EXCERPTED RECORDS:
+++

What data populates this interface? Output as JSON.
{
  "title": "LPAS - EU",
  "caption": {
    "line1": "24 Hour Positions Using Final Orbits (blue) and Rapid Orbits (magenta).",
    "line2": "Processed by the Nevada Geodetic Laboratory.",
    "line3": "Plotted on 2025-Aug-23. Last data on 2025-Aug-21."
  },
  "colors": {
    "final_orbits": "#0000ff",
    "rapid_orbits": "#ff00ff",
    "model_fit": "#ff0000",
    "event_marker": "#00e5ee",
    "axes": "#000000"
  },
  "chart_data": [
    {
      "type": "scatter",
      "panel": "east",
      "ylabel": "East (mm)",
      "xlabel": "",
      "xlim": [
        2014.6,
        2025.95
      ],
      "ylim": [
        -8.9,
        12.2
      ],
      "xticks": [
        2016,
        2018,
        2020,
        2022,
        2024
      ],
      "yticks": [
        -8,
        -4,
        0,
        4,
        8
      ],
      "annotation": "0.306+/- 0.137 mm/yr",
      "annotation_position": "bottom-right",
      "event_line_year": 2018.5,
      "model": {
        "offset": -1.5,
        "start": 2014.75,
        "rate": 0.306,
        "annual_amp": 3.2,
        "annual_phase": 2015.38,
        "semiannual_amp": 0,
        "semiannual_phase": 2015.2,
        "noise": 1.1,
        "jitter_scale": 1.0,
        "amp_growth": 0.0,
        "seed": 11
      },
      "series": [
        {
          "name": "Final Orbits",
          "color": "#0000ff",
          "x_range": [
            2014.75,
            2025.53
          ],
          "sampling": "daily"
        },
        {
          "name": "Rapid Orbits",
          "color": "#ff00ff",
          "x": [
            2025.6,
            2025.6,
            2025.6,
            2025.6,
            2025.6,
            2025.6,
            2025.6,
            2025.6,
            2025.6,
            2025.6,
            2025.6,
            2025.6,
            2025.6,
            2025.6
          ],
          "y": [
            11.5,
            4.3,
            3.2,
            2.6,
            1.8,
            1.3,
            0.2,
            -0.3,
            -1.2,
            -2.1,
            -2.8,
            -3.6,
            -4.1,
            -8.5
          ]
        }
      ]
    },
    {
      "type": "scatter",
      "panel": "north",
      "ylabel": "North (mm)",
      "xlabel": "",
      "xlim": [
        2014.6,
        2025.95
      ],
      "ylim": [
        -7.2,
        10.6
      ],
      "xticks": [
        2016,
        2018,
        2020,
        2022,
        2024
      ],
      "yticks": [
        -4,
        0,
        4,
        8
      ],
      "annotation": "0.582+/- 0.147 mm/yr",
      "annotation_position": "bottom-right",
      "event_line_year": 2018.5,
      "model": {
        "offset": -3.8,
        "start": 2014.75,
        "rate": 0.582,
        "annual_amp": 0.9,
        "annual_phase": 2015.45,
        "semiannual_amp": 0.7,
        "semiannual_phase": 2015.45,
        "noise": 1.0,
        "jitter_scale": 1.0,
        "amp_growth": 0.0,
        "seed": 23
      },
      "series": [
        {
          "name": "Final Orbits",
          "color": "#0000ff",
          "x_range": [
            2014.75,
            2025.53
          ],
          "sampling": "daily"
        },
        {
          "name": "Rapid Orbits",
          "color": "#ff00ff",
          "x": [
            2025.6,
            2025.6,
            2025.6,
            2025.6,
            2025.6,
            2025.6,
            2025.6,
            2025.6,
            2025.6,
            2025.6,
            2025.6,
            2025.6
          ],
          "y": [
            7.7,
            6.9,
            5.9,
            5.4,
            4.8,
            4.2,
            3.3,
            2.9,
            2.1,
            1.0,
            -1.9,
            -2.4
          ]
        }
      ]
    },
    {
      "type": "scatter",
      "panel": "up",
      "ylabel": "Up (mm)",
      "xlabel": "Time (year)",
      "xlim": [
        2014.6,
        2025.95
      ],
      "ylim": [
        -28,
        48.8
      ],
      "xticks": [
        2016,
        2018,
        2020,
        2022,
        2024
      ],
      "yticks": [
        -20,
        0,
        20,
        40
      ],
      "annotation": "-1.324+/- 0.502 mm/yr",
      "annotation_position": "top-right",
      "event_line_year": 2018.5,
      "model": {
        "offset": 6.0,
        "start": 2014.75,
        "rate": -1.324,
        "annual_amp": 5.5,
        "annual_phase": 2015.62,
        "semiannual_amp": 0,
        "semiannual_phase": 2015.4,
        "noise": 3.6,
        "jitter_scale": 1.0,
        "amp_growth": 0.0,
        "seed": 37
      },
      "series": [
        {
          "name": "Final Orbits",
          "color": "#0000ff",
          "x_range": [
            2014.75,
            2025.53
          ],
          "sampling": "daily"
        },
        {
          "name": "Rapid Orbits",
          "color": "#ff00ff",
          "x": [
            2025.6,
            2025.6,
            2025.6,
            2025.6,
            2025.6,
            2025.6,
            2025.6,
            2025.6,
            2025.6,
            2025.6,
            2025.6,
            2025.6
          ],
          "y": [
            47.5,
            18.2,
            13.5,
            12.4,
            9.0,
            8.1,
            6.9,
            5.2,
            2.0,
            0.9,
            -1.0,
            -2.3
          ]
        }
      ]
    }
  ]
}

+++

TO BE DONE:
Copy the material above, line for line.

THE ANSWER:
What data populates this interface? Output as JSON.
{
  "title": "LPAS - EU",
  "caption": {
    "line1": "24 Hour Positions Using Final Orbits (blue) and Rapid Orbits (magenta).",
    "line2": "Processed by the Nevada Geodetic Laboratory.",
    "line3": "Plotted on 2025-Aug-23. Last data on 2025-Aug-21."
  },
  "colors": {
    "final_orbits": "#0000ff",
    "rapid_orbits": "#ff00ff",
    "model_fit": "#ff0000",
    "event_marker": "#00e5ee",
    "axes": "#000000"
  },
  "chart_data": [
    {
      "type": "scatter",
      "panel": "east",
      "ylabel": "East (mm)",
      "xlabel": "",
      "xlim": [
        2014.6,
        2025.95
      ],
      "ylim": [
        -8.9,
        12.2
      ],
      "xticks": [
        2016,
        2018,
        2020,
        2022,
        2024
      ],
      "yticks": [
        -8,
        -4,
        0,
        4,
        8
      ],
      "annotation": "0.306+/- 0.137 mm/yr",
      "annotation_position": "bottom-right",
      "event_line_year": 2018.5,
      "model": {
        "offset": -1.5,
        "start": 2014.75,
        "rate": 0.306,
        "annual_amp": 3.2,
        "annual_phase": 2015.38,
        "semiannual_amp": 0,
        "semiannual_phase": 2015.2,
        "noise": 1.1,
        "jitter_scale": 1.0,
        "amp_growth": 0.0,
        "seed": 11
      },
      "series": [
        {
          "name": "Final Orbits",
          "color": "#0000ff",
          "x_range": [
            2014.75,
            2025.53
          ],
          "sampling": "daily"
        },
        {
          "name": "Rapid Orbits",
          "color": "#ff00ff",
          "x": [
            2025.6,
            2025.6,
            2025.6,
            2025.6,
            2025.6,
            2025.6,
            2025.6,
            2025.6,
            2025.6,
            2025.6,
            2025.6,
            2025.6,
            2025.6,
            2025.6
          ],
          "y": [
            11.5,
            4.3,
            3.2,
            2.6,
            1.8,
            1.3,
            0.2,
            -0.3,
            -1.2,
            -2.1,
            -2.8,
            -3.6,
            -4.1,
            -8.5
          ]
        }
      ]
    },
    {
      "type": "scatter",
      "panel": "north",
      "ylabel": "North (mm)",
      "xlabel": "",
      "xlim": [
        2014.6,
        2025.95
      ],
      "ylim": [
        -7.2,
        10.6
      ],
      "xticks": [
        2016,
        2018,
        2020,
        2022,
        2024
      ],
      "yticks": [
        -4,
        0,
        4,
        8
      ],
      "annotation": "0.582+/- 0.147 mm/yr",
      "annotation_position": "bottom-right",
      "event_line_year": 2018.5,
      "model": {
        "offset": -3.8,
        "start": 2014.75,
        "rate": 0.582,
        "annual_amp": 0.9,
        "annual_phase": 2015.45,
        "semiannual_amp": 0.7,
        "semiannual_phase": 2015.45,
        "noise": 1.0,
        "jitter_scale": 1.0,
        "amp_growth": 0.0,
        "seed": 23
      },
      "series": [
        {
          "name": "Final Orbits",
          "color": "#0000ff",
          "x_range": [
            2014.75,
            2025.53
          ],
          "sampling": "daily"
        },
        {
          "name": "Rapid Orbits",
          "color": "#ff00ff",
          "x": [
            2025.6,
            2025.6,
            2025.6,
            2025.6,
            2025.6,
            2025.6,
            2025.6,
            2025.6,
            2025.6,
            2025.6,
            2025.6,
            2025.6
          ],
          "y": [
            7.7,
            6.9,
            5.9,
            5.4,
            4.8,
            4.2,
            3.3,
            2.9,
            2.1,
            1.0,
            -1.9,
            -2.4
          ]
        }
      ]
    },
    {
      "type": "scatter",
      "panel": "up",
      "ylabel": "Up (mm)",
      "xlabel": "Time (year)",
      "xlim": [
        2014.6,
        2025.95
      ],
      "ylim": [
        -28,
        48.8
      ],
      "xticks": [
        2016,
        2018,
        2020,
        2022,
        2024
      ],
      "yticks": [
        -20,
        0,
        20,
        40
      ],
      "annotation": "-1.324+/- 0.502 mm/yr",
      "annotation_position": "top-right",
      "event_line_year": 2018.5,
      "model": {
        "offset": 6.0,
        "start": 2014.75,
        "rate": -1.324,
        "annual_amp": 5.5,
        "annual_phase": 2015.62,
        "semiannual_amp": 0,
        "semiannual_phase": 2015.4,
        "noise": 3.6,
        "jitter_scale": 1.0,
        "amp_growth": 0.0,
        "seed": 37
      },
      "series": [
        {
          "name": "Final Orbits",
          "color": "#0000ff",
          "x_range": [
            2014.75,
            2025.53
          ],
          "sampling": "daily"
        },
        {
          "name": "Rapid Orbits",
          "color": "#ff00ff",
          "x": [
            2025.6,
            2025.6,
            2025.6,
            2025.6,
            2025.6,
            2025.6,
            2025.6,
            2025.6,
            2025.6,
            2025.6,
            2025.6,
            2025.6
          ],
          "y": [
            47.5,
            18.2,
            13.5,
            12.4,
            9.0,
            8.1,
            6.9,
            5.2,
            2.0,
            0.9,
            -1.0,
            -2.3
          ]
        }
      ]
    }
  ]
}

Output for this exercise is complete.